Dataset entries
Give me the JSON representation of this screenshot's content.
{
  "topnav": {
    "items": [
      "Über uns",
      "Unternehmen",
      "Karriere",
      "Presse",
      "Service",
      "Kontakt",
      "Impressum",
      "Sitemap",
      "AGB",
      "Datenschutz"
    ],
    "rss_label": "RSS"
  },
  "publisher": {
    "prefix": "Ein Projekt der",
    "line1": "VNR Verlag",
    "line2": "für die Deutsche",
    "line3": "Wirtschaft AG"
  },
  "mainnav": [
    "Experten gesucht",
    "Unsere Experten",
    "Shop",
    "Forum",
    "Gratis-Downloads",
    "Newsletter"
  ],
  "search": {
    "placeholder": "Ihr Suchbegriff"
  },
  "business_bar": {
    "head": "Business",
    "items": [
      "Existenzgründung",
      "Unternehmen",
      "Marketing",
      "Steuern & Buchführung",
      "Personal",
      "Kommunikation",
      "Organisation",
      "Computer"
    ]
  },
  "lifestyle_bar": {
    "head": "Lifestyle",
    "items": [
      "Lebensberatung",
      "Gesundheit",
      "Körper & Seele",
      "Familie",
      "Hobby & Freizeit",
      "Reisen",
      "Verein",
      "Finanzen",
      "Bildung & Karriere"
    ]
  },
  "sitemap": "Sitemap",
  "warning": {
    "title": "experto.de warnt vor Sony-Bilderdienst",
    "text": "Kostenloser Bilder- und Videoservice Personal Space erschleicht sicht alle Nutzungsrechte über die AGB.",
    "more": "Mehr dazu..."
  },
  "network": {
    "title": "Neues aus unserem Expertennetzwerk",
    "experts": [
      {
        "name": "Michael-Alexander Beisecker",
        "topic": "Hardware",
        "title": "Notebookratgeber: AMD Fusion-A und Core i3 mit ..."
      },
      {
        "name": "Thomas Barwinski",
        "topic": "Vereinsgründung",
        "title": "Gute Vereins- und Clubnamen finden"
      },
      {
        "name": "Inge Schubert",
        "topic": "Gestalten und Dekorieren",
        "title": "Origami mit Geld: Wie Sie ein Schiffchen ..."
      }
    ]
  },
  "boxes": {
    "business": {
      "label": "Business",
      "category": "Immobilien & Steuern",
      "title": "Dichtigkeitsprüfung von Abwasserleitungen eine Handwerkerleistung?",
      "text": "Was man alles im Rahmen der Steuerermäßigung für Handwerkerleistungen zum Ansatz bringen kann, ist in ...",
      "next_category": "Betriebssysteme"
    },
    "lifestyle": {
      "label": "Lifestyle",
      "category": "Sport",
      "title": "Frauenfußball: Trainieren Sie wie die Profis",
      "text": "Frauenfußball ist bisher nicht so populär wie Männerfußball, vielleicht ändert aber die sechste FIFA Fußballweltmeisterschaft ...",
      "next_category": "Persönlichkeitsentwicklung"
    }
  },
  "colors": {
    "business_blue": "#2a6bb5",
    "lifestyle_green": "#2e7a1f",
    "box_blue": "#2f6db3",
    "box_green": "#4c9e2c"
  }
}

→ **Goal**
Identify the lines that contain the string "topic", and copy every one of them.

→ **Response below**
        "topic": "Hardware",
        "topic": "Vereinsgründung",
        "topic": "Gestalten und Dekorieren",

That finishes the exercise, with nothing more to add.